[start Data lines]

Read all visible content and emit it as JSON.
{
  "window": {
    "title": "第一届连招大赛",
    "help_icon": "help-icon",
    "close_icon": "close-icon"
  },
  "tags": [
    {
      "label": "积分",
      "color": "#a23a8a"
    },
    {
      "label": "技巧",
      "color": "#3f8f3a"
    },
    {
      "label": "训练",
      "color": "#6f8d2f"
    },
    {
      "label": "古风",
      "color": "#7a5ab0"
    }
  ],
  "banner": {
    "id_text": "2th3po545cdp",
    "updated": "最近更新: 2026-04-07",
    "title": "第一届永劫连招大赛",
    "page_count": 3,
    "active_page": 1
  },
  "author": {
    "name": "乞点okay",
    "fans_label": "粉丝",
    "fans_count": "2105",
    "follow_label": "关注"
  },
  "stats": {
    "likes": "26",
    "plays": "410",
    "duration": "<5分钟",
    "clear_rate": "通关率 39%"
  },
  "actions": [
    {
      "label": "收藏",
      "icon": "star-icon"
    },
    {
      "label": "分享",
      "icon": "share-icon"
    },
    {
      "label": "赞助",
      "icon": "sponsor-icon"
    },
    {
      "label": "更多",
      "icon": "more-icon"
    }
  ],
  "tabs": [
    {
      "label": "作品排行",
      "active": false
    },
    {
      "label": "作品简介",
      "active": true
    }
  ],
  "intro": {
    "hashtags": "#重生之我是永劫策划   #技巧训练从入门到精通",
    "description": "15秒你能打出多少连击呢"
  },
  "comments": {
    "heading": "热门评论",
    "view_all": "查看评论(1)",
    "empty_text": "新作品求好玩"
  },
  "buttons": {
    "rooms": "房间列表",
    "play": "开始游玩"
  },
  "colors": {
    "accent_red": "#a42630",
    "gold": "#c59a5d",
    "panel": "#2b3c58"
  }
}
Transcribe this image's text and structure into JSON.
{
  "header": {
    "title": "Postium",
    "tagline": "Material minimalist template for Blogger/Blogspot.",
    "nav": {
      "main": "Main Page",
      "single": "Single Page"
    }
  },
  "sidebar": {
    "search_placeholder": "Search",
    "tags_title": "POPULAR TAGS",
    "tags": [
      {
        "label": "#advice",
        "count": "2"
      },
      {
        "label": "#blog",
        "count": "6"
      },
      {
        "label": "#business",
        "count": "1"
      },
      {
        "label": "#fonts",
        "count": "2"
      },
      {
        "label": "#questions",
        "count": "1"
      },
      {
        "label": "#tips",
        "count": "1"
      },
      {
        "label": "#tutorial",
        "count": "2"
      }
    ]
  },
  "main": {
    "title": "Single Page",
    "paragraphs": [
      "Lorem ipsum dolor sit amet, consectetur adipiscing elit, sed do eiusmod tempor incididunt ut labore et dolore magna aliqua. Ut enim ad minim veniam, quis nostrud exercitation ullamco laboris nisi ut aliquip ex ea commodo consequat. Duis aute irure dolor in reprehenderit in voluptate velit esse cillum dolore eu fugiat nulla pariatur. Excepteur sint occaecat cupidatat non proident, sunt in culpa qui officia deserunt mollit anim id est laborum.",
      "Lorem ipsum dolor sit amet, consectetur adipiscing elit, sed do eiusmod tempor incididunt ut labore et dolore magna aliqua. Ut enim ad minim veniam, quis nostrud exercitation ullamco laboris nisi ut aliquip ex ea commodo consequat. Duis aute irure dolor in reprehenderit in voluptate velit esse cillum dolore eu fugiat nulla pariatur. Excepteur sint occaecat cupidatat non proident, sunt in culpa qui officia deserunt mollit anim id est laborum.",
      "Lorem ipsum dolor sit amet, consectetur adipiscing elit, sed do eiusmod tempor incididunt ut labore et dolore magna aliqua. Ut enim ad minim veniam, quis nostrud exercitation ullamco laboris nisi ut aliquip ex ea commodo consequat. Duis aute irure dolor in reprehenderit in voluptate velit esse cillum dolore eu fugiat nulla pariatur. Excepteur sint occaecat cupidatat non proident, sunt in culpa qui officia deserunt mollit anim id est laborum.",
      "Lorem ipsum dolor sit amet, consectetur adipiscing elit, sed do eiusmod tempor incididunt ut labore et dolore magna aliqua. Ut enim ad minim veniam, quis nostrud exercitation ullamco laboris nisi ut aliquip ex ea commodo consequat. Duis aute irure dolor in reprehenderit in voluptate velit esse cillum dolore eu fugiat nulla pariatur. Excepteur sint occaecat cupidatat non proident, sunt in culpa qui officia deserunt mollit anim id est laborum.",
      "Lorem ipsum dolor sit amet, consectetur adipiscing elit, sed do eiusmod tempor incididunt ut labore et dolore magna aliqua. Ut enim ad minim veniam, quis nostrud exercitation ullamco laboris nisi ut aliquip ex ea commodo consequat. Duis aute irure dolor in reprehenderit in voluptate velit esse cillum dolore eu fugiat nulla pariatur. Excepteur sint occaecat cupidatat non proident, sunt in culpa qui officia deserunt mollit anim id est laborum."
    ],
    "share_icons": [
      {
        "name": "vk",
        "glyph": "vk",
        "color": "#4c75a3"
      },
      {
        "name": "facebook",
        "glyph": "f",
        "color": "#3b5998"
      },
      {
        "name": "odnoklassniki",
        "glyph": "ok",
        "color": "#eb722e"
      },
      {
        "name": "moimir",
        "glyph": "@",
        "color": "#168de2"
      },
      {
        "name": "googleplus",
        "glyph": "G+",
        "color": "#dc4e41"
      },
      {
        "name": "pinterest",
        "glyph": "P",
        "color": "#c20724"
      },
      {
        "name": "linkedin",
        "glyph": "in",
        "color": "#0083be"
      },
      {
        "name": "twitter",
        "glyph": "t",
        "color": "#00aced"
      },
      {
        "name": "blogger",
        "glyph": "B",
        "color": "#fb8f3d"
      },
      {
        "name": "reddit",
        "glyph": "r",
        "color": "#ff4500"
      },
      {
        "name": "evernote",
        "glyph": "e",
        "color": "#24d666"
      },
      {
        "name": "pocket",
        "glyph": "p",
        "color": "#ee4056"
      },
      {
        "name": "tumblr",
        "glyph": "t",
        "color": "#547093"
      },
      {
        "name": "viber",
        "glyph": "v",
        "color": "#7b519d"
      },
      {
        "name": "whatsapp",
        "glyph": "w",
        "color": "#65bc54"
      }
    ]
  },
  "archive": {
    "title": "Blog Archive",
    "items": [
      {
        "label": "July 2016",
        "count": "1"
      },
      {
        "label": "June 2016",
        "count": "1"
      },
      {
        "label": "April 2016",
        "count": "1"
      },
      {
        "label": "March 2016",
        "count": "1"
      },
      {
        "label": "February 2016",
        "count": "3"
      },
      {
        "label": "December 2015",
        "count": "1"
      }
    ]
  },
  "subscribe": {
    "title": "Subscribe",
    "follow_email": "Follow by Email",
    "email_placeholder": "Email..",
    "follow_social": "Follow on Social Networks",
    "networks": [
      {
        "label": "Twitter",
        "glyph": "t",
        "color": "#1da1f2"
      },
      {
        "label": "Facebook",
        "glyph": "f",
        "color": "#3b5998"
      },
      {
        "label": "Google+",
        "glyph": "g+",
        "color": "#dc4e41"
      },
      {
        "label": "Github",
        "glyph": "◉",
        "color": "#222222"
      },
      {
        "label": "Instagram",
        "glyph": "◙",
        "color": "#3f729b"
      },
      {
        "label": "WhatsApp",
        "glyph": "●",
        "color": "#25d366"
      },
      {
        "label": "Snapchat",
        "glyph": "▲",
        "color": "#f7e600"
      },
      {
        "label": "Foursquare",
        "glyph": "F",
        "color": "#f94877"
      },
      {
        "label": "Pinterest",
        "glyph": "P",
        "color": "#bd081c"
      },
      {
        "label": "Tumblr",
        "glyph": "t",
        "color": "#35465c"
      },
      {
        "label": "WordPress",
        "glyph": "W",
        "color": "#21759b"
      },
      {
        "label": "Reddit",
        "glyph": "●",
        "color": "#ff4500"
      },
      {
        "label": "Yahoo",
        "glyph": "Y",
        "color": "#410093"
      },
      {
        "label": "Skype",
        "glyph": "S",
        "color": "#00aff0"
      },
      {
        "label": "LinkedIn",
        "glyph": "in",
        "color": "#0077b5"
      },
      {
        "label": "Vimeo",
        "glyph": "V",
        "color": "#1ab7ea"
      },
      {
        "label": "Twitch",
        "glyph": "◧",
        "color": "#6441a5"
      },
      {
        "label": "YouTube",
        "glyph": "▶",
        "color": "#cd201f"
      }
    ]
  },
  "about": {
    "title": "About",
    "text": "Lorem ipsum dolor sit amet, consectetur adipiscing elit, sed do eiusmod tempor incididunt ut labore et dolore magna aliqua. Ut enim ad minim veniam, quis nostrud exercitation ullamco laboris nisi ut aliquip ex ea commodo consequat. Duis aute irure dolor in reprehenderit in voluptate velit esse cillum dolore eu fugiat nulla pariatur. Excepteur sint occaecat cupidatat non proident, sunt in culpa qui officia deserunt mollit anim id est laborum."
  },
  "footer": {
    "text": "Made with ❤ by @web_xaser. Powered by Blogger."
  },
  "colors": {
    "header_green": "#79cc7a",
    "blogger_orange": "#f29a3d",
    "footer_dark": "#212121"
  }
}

[end Data lines]

» Aim of the exercise: Where a line contains "Email", copy that line.

» Response below:
    "follow_email": "Follow by Email",
    "email_placeholder": "Email..",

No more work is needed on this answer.